++++ DATA IN THIS EXERCISE ++++

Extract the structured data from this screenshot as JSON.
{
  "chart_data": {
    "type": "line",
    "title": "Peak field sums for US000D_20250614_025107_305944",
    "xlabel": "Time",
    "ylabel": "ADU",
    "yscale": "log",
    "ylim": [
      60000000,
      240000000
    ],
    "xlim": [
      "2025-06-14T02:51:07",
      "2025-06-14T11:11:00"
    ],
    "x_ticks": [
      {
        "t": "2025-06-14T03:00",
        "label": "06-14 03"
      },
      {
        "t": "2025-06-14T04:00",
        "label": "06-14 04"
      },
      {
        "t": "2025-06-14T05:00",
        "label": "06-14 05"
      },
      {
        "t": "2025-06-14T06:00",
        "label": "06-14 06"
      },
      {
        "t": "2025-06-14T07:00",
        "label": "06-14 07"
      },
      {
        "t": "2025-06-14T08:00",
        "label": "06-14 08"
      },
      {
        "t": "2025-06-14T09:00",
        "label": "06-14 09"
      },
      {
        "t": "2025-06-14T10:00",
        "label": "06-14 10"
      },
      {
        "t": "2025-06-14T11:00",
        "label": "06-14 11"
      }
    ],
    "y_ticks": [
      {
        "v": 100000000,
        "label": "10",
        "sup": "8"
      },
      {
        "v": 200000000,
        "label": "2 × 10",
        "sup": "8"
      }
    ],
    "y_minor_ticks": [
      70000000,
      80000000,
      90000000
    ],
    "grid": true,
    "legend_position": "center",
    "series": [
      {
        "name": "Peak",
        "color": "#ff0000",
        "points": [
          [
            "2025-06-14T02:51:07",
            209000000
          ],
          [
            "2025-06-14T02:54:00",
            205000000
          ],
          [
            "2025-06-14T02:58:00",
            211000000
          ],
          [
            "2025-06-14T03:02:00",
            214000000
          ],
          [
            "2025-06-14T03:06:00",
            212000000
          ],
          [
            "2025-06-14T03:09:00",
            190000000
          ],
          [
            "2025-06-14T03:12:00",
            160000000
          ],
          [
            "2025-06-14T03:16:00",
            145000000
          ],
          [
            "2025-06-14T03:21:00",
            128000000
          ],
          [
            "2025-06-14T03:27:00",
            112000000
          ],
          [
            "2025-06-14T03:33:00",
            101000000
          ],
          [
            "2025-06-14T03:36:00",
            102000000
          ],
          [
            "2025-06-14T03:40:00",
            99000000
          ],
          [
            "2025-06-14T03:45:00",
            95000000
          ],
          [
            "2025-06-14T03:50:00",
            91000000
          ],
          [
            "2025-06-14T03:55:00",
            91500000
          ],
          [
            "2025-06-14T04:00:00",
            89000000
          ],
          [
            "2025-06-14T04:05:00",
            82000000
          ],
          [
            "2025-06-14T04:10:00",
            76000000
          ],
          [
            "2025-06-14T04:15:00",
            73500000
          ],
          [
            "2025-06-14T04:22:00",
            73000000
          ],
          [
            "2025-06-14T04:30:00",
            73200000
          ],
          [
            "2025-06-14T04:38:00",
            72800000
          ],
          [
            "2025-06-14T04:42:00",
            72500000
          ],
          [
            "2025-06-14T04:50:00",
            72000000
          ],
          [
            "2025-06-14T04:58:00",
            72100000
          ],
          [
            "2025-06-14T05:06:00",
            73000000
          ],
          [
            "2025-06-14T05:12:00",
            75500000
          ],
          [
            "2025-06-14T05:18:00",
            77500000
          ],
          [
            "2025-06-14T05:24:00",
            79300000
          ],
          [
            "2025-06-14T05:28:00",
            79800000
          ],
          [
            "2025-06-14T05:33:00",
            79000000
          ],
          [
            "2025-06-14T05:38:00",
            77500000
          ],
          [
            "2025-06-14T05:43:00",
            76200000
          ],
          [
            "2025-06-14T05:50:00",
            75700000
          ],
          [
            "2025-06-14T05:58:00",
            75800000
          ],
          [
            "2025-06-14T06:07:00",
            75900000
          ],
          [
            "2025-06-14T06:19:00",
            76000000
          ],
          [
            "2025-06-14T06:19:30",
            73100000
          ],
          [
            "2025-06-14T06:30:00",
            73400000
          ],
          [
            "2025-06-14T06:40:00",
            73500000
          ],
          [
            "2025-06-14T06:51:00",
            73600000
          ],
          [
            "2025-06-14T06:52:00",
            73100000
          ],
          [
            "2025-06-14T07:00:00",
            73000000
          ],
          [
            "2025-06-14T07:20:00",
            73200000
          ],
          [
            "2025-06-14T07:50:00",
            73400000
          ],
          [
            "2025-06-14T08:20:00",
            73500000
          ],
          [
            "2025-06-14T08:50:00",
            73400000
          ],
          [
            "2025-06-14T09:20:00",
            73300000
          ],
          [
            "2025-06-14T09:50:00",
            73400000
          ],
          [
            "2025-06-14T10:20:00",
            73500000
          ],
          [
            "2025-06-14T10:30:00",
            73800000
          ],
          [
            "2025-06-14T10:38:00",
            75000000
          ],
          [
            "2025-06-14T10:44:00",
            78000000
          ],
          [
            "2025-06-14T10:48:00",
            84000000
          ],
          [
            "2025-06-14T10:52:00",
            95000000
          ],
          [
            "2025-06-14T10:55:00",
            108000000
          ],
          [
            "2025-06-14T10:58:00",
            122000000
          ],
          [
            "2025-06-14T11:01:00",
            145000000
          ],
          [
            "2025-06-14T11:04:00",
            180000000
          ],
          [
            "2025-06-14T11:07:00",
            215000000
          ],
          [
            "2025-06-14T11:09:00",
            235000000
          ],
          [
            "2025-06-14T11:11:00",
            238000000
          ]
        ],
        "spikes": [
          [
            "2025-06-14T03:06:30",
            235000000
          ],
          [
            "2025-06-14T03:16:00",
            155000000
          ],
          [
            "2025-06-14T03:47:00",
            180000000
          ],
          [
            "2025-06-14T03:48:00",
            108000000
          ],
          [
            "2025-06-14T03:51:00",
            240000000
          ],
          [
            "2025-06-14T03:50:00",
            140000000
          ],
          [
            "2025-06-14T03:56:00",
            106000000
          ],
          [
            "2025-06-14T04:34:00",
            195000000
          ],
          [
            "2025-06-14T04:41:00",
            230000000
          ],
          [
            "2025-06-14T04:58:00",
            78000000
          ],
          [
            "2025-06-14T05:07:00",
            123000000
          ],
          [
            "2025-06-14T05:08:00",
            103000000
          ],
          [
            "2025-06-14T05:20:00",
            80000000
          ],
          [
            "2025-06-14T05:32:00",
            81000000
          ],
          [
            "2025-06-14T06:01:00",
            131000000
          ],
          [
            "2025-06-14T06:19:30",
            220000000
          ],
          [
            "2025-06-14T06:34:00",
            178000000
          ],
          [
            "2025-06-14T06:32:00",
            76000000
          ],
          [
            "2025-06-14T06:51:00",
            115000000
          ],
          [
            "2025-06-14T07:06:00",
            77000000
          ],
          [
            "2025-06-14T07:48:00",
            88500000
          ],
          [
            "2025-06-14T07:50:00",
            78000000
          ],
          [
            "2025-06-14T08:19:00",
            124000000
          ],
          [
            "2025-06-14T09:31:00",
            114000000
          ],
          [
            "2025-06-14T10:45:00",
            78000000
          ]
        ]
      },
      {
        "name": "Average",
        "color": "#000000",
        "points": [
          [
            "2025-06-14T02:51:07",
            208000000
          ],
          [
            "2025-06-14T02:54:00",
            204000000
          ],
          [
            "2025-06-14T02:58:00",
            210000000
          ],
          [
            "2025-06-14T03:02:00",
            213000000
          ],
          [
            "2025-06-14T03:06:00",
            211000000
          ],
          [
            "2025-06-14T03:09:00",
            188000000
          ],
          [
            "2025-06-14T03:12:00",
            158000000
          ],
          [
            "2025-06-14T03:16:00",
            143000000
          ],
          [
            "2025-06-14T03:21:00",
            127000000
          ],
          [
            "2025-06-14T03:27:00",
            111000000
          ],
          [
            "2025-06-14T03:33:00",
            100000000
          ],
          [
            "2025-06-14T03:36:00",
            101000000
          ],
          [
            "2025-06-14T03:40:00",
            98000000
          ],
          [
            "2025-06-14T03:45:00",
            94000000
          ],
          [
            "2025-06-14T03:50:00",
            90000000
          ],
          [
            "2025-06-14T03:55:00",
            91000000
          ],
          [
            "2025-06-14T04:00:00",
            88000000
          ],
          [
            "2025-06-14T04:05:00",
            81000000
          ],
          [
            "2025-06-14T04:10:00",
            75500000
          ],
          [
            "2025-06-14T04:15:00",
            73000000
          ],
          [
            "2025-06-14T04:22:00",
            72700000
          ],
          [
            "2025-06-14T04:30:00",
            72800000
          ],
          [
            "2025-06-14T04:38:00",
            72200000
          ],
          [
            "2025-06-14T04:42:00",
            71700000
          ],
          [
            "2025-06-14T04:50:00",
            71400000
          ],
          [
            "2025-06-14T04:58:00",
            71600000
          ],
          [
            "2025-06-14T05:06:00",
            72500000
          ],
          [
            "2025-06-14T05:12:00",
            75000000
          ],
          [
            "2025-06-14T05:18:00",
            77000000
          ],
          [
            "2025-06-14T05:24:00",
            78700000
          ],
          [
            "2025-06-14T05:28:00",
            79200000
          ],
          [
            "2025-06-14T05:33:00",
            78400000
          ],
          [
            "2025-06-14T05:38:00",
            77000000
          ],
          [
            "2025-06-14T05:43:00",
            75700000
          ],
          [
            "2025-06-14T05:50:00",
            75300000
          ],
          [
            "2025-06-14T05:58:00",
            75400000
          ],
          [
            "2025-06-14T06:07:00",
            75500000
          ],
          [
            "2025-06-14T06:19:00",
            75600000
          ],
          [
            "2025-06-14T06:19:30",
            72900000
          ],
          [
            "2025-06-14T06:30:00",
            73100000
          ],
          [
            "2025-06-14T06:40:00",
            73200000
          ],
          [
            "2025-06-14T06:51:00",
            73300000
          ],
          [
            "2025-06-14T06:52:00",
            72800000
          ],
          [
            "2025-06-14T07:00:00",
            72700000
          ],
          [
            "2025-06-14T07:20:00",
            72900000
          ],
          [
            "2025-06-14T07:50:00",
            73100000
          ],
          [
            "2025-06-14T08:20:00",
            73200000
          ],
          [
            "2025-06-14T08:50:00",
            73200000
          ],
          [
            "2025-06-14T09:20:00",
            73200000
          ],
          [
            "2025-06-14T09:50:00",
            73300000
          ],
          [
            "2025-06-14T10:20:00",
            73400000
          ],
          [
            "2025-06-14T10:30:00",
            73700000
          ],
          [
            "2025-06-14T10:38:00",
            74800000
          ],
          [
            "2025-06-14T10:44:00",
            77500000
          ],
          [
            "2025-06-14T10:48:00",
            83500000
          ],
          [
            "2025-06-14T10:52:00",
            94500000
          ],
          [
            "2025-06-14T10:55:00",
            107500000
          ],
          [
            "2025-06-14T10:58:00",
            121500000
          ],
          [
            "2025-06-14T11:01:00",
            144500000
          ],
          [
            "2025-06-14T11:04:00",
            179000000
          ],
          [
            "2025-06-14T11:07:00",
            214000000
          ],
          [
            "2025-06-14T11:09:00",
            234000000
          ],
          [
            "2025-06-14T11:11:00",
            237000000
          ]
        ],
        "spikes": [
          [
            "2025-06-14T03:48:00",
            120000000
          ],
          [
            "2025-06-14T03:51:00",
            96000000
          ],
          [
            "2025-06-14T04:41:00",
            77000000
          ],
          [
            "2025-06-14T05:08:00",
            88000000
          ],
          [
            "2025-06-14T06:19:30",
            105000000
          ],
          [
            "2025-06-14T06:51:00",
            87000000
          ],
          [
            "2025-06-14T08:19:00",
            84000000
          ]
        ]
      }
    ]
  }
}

++++

• DIRECTIVE: Pull out every line above that holds the word "Peak".

• OUTPUT:
    "title": "Peak field sums for US000D_20250614_025107_305944",
        "name": "Peak",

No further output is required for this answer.